SHORT EXERCISE> Write out the data again exactly, skipping every picture.

Data items
________________________________________

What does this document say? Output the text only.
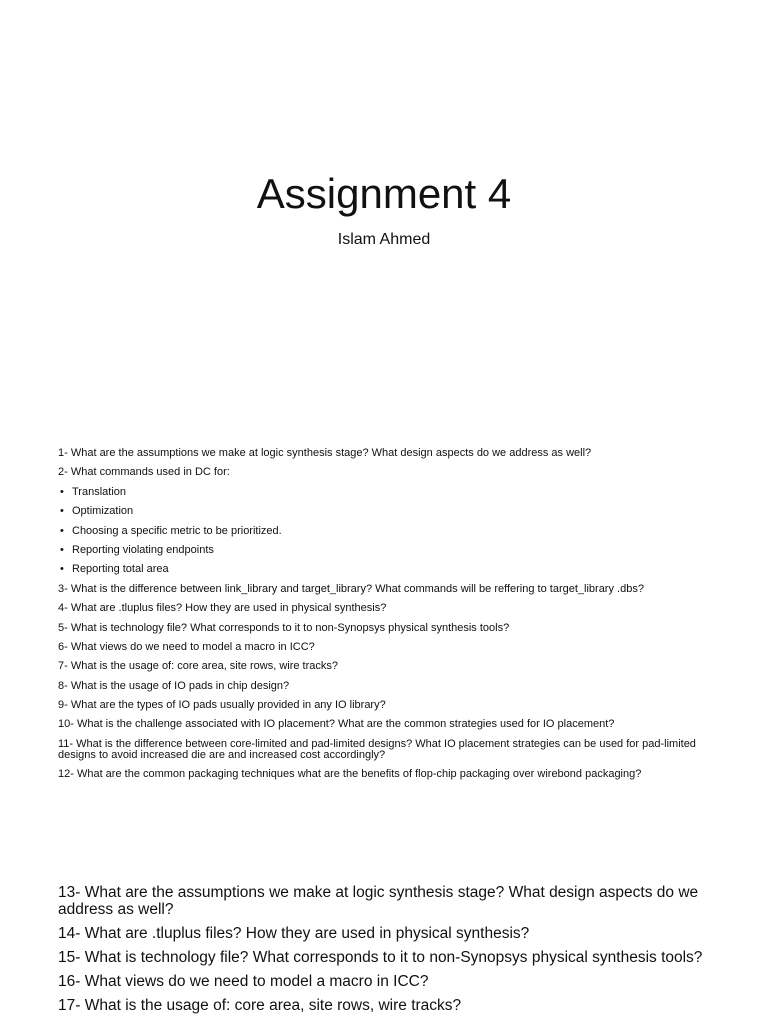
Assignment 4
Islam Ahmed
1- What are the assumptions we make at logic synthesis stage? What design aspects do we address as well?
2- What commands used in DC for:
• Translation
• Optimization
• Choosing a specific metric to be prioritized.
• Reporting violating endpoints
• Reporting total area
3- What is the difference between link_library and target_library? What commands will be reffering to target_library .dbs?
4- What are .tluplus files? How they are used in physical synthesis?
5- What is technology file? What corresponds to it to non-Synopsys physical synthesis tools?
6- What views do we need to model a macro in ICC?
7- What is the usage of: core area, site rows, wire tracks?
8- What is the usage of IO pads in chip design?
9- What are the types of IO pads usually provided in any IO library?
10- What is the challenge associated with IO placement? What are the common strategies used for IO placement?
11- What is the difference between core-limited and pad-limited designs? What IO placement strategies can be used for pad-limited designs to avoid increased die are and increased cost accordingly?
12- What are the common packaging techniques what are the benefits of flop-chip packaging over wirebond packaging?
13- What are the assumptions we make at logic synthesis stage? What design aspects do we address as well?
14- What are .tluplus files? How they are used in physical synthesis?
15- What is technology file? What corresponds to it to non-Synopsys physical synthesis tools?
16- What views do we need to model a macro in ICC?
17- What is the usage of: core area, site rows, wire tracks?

________________________________________

TASK OUTPUT>
What does this document say? Output the text only.
Assignment 4
Islam Ahmed
1- What are the assumptions we make at logic synthesis stage? What design aspects do we address as well?
2- What commands used in DC for:
• Translation
• Optimization
• Choosing a specific metric to be prioritized.
• Reporting violating endpoints
• Reporting total area
3- What is the difference between link_library and target_library? What commands will be reffering to target_library .dbs?
4- What are .tluplus files? How they are used in physical synthesis?
5- What is technology file? What corresponds to it to non-Synopsys physical synthesis tools?
6- What views do we need to model a macro in ICC?
7- What is the usage of: core area, site rows, wire tracks?
8- What is the usage of IO pads in chip design?
9- What are the types of IO pads usually provided in any IO library?
10- What is the challenge associated with IO placement? What are the common strategies used for IO placement?
11- What is the difference between core-limited and pad-limited designs? What IO placement strategies can be used for pad-limited designs to avoid increased die are and increased cost accordingly?
12- What are the common packaging techniques what are the benefits of flop-chip packaging over wirebond packaging?
13- What are the assumptions we make at logic synthesis stage? What design aspects do we address as well?
14- What are .tluplus files? How they are used in physical synthesis?
15- What is technology file? What corresponds to it to non-Synopsys physical synthesis tools?
16- What views do we need to model a macro in ICC?
17- What is the usage of: core area, site rows, wire tracks?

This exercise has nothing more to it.